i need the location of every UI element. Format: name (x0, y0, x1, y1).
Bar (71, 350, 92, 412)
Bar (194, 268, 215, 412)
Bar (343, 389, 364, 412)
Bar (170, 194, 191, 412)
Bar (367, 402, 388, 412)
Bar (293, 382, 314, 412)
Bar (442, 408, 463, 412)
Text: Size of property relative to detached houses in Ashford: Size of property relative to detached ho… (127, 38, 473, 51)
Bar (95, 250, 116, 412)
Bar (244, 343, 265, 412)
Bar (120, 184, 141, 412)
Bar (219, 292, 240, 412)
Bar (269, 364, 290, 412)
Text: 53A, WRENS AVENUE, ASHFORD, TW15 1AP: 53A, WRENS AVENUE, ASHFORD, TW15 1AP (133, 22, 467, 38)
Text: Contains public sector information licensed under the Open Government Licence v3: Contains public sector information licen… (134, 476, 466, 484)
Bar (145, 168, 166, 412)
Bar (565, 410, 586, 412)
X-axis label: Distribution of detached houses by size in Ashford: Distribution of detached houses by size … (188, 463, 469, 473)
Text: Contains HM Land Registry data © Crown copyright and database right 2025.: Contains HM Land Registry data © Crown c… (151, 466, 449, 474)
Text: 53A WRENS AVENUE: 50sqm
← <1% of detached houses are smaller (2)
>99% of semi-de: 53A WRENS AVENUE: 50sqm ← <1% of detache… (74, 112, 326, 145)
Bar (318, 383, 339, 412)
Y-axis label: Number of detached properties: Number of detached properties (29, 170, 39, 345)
***
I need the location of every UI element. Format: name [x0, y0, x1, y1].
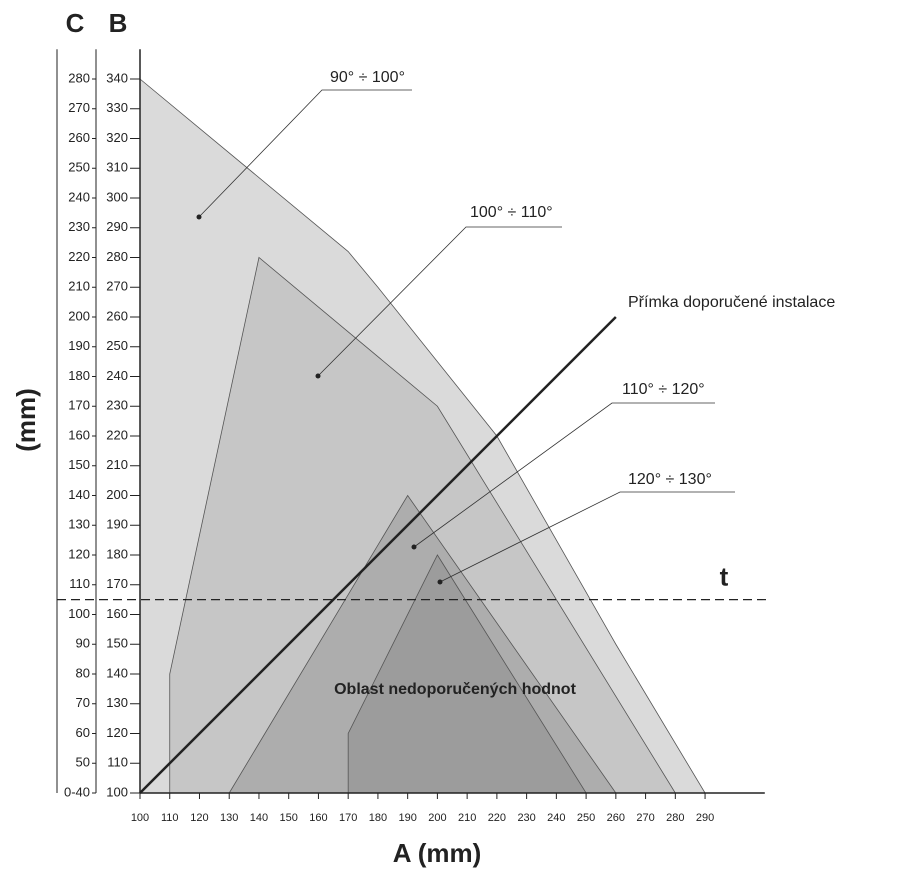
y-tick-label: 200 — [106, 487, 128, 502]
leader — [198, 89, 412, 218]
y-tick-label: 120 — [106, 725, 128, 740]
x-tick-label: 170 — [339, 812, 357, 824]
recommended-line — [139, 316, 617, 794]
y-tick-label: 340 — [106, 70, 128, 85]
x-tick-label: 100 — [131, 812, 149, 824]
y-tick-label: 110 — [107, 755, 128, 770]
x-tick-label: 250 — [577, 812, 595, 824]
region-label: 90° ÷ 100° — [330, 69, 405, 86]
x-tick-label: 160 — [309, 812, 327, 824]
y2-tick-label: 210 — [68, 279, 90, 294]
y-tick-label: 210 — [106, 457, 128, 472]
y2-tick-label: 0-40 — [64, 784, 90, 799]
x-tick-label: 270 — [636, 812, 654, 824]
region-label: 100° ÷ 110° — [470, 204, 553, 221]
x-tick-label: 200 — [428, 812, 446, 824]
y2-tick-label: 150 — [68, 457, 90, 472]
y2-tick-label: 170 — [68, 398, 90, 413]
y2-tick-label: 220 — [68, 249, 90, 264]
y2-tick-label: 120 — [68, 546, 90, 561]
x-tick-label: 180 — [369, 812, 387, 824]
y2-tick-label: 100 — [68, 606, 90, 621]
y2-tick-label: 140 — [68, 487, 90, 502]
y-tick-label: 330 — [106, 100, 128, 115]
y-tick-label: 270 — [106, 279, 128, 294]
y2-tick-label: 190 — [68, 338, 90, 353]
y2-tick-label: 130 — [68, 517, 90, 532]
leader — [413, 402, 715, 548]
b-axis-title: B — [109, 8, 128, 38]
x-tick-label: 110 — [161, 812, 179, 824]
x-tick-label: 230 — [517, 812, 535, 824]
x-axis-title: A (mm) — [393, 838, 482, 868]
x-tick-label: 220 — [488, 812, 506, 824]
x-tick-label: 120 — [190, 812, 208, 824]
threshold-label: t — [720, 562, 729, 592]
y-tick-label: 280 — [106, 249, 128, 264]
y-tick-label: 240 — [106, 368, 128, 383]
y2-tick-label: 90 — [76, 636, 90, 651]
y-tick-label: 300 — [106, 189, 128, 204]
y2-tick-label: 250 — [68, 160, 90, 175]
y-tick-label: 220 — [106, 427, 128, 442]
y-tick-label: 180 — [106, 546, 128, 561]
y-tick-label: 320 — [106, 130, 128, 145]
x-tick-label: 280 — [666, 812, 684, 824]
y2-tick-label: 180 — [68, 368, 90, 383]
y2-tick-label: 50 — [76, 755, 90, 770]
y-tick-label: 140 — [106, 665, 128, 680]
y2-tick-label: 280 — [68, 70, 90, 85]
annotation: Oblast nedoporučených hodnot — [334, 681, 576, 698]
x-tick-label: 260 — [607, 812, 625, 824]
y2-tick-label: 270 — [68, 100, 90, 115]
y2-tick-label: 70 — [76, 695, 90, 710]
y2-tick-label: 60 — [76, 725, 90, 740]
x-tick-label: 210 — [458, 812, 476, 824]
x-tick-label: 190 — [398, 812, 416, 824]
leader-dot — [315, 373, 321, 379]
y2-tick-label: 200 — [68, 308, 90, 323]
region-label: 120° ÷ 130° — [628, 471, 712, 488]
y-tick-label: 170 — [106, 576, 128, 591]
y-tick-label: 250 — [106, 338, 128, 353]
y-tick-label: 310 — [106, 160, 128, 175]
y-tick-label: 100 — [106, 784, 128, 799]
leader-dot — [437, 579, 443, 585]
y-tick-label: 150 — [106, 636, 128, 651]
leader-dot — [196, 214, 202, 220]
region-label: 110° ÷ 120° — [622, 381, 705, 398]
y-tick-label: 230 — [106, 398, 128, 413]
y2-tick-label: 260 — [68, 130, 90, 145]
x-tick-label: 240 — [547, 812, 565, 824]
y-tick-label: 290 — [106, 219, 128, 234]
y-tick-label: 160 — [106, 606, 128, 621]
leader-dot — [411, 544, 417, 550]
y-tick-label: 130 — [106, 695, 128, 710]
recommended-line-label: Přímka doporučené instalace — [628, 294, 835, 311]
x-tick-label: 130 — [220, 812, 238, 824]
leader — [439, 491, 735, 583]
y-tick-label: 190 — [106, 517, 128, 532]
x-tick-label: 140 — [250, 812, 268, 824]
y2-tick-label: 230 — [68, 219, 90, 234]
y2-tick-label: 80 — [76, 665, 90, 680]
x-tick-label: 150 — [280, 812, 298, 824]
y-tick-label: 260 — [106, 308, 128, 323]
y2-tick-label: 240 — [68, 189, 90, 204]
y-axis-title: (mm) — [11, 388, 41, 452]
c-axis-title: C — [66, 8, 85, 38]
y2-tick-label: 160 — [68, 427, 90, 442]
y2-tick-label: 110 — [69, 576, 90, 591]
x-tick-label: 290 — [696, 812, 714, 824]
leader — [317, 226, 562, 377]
***
## Your objective
Turn the records above, from the line containing "y-tick-label: 200 — [106, 487, 128, 502]" through the line containing "region-label: 90° ÷ 100° — [330, 69, 405, 86]", inclusive, into a numbered list with any blank lines left out.

## Correct result
1. y-tick-label: 200 — [106, 487, 128, 502]
2. leader — [198, 89, 412, 218]
3. y-tick-label: 120 — [106, 725, 128, 740]
4. x-tick-label: 170 — [339, 812, 357, 824]
5. recommended-line — [139, 316, 617, 794]
6. y-tick-label: 340 — [106, 70, 128, 85]
7. x-tick-label: 100 — [131, 812, 149, 824]
8. y-tick-label: 110 — [107, 755, 128, 770]
9. x-tick-label: 250 — [577, 812, 595, 824]
10. region-label: 90° ÷ 100° — [330, 69, 405, 86]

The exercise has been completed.